Saved data entries
◇ ◇ ◇ ◇

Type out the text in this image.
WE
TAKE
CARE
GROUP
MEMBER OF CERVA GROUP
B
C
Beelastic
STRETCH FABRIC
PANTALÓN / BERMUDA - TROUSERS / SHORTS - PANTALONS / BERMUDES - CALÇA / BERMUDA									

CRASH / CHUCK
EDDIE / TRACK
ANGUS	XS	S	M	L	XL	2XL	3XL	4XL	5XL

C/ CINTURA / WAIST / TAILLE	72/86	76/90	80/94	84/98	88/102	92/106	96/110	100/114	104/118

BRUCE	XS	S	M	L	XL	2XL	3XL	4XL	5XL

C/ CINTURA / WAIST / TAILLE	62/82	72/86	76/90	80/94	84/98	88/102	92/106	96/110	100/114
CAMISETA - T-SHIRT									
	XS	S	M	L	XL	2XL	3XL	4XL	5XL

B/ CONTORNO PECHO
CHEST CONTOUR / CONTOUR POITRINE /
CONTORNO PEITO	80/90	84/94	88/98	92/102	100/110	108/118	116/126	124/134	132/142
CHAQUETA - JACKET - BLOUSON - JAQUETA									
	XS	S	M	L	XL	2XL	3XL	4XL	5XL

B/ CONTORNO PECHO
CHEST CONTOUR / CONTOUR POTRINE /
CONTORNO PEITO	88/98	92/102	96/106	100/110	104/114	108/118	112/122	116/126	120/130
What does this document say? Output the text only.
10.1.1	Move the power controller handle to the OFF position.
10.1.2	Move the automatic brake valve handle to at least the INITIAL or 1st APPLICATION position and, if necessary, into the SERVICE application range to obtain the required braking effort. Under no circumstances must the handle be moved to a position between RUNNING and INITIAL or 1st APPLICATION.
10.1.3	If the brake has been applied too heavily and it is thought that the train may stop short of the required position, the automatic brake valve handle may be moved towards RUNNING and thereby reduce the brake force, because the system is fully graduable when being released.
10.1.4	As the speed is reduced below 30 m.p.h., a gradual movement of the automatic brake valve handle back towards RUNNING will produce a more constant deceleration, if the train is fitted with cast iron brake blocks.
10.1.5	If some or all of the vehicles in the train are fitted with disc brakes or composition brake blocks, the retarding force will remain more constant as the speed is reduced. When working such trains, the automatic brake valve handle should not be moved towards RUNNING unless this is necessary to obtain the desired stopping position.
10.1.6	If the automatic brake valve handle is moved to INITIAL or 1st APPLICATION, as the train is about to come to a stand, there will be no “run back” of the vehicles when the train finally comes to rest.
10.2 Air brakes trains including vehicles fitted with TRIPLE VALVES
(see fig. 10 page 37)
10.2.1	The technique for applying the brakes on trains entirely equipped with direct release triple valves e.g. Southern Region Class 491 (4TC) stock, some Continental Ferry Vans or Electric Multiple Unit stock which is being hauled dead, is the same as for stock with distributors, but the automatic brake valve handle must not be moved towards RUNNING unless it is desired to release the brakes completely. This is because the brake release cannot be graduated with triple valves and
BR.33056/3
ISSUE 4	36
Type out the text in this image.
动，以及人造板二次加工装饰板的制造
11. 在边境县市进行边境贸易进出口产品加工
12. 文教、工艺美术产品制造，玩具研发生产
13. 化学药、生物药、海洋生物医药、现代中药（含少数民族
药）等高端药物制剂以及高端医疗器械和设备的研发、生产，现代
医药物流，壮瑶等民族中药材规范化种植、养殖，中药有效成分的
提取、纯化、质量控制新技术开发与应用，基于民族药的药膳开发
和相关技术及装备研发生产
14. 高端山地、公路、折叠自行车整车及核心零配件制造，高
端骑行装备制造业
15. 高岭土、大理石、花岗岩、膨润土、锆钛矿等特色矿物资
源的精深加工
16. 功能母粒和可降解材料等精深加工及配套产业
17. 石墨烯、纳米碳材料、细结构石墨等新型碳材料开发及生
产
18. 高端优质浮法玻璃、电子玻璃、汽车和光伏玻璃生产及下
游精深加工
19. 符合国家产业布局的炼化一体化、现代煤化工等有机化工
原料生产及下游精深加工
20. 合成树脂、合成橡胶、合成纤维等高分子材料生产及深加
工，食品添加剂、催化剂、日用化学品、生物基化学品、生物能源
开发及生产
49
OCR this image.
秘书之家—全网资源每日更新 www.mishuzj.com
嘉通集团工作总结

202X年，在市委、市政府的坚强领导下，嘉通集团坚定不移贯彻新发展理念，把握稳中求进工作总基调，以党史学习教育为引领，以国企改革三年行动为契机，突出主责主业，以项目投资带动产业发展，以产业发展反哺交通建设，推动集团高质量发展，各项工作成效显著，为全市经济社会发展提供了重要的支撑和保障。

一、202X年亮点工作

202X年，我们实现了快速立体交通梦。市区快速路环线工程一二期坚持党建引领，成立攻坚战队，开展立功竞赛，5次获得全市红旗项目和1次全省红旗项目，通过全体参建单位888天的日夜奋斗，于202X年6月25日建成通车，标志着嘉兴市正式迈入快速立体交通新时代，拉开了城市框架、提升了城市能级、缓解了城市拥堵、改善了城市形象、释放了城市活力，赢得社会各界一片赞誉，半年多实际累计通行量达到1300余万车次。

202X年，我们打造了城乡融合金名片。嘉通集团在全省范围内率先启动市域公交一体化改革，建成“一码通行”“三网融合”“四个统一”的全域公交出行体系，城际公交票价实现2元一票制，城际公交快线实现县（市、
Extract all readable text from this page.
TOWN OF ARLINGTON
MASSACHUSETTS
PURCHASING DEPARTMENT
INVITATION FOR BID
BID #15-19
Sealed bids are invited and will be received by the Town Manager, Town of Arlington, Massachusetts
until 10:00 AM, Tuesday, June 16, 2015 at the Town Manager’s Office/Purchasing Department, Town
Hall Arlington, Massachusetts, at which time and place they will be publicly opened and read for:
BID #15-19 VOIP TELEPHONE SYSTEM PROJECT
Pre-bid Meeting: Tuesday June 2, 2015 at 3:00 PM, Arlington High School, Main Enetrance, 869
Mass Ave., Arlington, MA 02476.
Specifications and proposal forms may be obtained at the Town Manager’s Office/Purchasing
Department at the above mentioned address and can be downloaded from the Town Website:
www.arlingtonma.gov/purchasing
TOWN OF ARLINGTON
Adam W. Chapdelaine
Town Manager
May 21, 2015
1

◇ ◇ ◇ ◇

▸ **Exercise aim**
Extract every record. Keep wording exact.

▸ **Right answer**
Type out the text in this image.
WE
TAKE
CARE
GROUP
MEMBER OF CERVA GROUP
B
C
Beelastic
STRETCH FABRIC
PANTALÓN / BERMUDA - TROUSERS / SHORTS - PANTALONS / BERMUDES - CALÇA / BERMUDA									

CRASH / CHUCK
EDDIE / TRACK
ANGUS	XS	S	M	L	XL	2XL	3XL	4XL	5XL

C/ CINTURA / WAIST / TAILLE	72/86	76/90	80/94	84/98	88/102	92/106	96/110	100/114	104/118

BRUCE	XS	S	M	L	XL	2XL	3XL	4XL	5XL

C/ CINTURA / WAIST / TAILLE	62/82	72/86	76/90	80/94	84/98	88/102	92/106	96/110	100/114
CAMISETA - T-SHIRT									
	XS	S	M	L	XL	2XL	3XL	4XL	5XL

B/ CONTORNO PECHO
CHEST CONTOUR / CONTOUR POITRINE /
CONTORNO PEITO	80/90	84/94	88/98	92/102	100/110	108/118	116/126	124/134	132/142
CHAQUETA - JACKET - BLOUSON - JAQUETA									
	XS	S	M	L	XL	2XL	3XL	4XL	5XL

B/ CONTORNO PECHO
CHEST CONTOUR / CONTOUR POTRINE /
CONTORNO PEITO	88/98	92/102	96/106	100/110	104/114	108/118	112/122	116/126	120/130
What does this document say? Output the text only.
10.1.1	Move the power controller handle to the OFF position.
10.1.2	Move the automatic brake valve handle to at least the INITIAL or 1st APPLICATION position and, if necessary, into the SERVICE application range to obtain the required braking effort. Under no circumstances must the handle be moved to a position between RUNNING and INITIAL or 1st APPLICATION.
10.1.3	If the brake has been applied too heavily and it is thought that the train may stop short of the required position, the automatic brake valve handle may be moved towards RUNNING and thereby reduce the brake force, because the system is fully graduable when being released.
10.1.4	As the speed is reduced below 30 m.p.h., a gradual movement of the automatic brake valve handle back towards RUNNING will produce a more constant deceleration, if the train is fitted with cast iron brake blocks.
10.1.5	If some or all of the vehicles in the train are fitted with disc brakes or composition brake blocks, the retarding force will remain more constant as the speed is reduced. When working such trains, the automatic brake valve handle should not be moved towards RUNNING unless this is necessary to obtain the desired stopping position.
10.1.6	If the automatic brake valve handle is moved to INITIAL or 1st APPLICATION, as the train is about to come to a stand, there will be no “run back” of the vehicles when the train finally comes to rest.
10.2 Air brakes trains including vehicles fitted with TRIPLE VALVES
(see fig. 10 page 37)
10.2.1	The technique for applying the brakes on trains entirely equipped with direct release triple valves e.g. Southern Region Class 491 (4TC) stock, some Continental Ferry Vans or Electric Multiple Unit stock which is being hauled dead, is the same as for stock with distributors, but the automatic brake valve handle must not be moved towards RUNNING unless it is desired to release the brakes completely. This is because the brake release cannot be graduated with triple valves and
BR.33056/3
ISSUE 4	36
Type out the text in this image.
动，以及人造板二次加工装饰板的制造
11. 在边境县市进行边境贸易进出口产品加工
12. 文教、工艺美术产品制造，玩具研发生产
13. 化学药、生物药、海洋生物医药、现代中药（含少数民族
药）等高端药物制剂以及高端医疗器械和设备的研发、生产，现代
医药物流，壮瑶等民族中药材规范化种植、养殖，中药有效成分的
提取、纯化、质量控制新技术开发与应用，基于民族药的药膳开发
和相关技术及装备研发生产
14. 高端山地、公路、折叠自行车整车及核心零配件制造，高
端骑行装备制造业
15. 高岭土、大理石、花岗岩、膨润土、锆钛矿等特色矿物资
源的精深加工
16. 功能母粒和可降解材料等精深加工及配套产业
17. 石墨烯、纳米碳材料、细结构石墨等新型碳材料开发及生
产
18. 高端优质浮法玻璃、电子玻璃、汽车和光伏玻璃生产及下
游精深加工
19. 符合国家产业布局的炼化一体化、现代煤化工等有机化工
原料生产及下游精深加工
20. 合成树脂、合成橡胶、合成纤维等高分子材料生产及深加
工，食品添加剂、催化剂、日用化学品、生物基化学品、生物能源
开发及生产
49
OCR this image.
秘书之家—全网资源每日更新 www.mishuzj.com
嘉通集团工作总结

202X年，在市委、市政府的坚强领导下，嘉通集团坚定不移贯彻新发展理念，把握稳中求进工作总基调，以党史学习教育为引领，以国企改革三年行动为契机，突出主责主业，以项目投资带动产业发展，以产业发展反哺交通建设，推动集团高质量发展，各项工作成效显著，为全市经济社会发展提供了重要的支撑和保障。

一、202X年亮点工作

202X年，我们实现了快速立体交通梦。市区快速路环线工程一二期坚持党建引领，成立攻坚战队，开展立功竞赛，5次获得全市红旗项目和1次全省红旗项目，通过全体参建单位888天的日夜奋斗，于202X年6月25日建成通车，标志着嘉兴市正式迈入快速立体交通新时代，拉开了城市框架、提升了城市能级、缓解了城市拥堵、改善了城市形象、释放了城市活力，赢得社会各界一片赞誉，半年多实际累计通行量达到1300余万车次。

202X年，我们打造了城乡融合金名片。嘉通集团在全省范围内率先启动市域公交一体化改革，建成“一码通行”“三网融合”“四个统一”的全域公交出行体系，城际公交票价实现2元一票制，城际公交快线实现县（市、
Extract all readable text from this page.
TOWN OF ARLINGTON
MASSACHUSETTS
PURCHASING DEPARTMENT
INVITATION FOR BID
BID #15-19
Sealed bids are invited and will be received by the Town Manager, Town of Arlington, Massachusetts
until 10:00 AM, Tuesday, June 16, 2015 at the Town Manager’s Office/Purchasing Department, Town
Hall Arlington, Massachusetts, at which time and place they will be publicly opened and read for:
BID #15-19 VOIP TELEPHONE SYSTEM PROJECT
Pre-bid Meeting: Tuesday June 2, 2015 at 3:00 PM, Arlington High School, Main Enetrance, 869
Mass Ave., Arlington, MA 02476.
Specifications and proposal forms may be obtained at the Town Manager’s Office/Purchasing
Department at the above mentioned address and can be downloaded from the Town Website:
www.arlingtonma.gov/purchasing
TOWN OF ARLINGTON
Adam W. Chapdelaine
Town Manager
May 21, 2015
1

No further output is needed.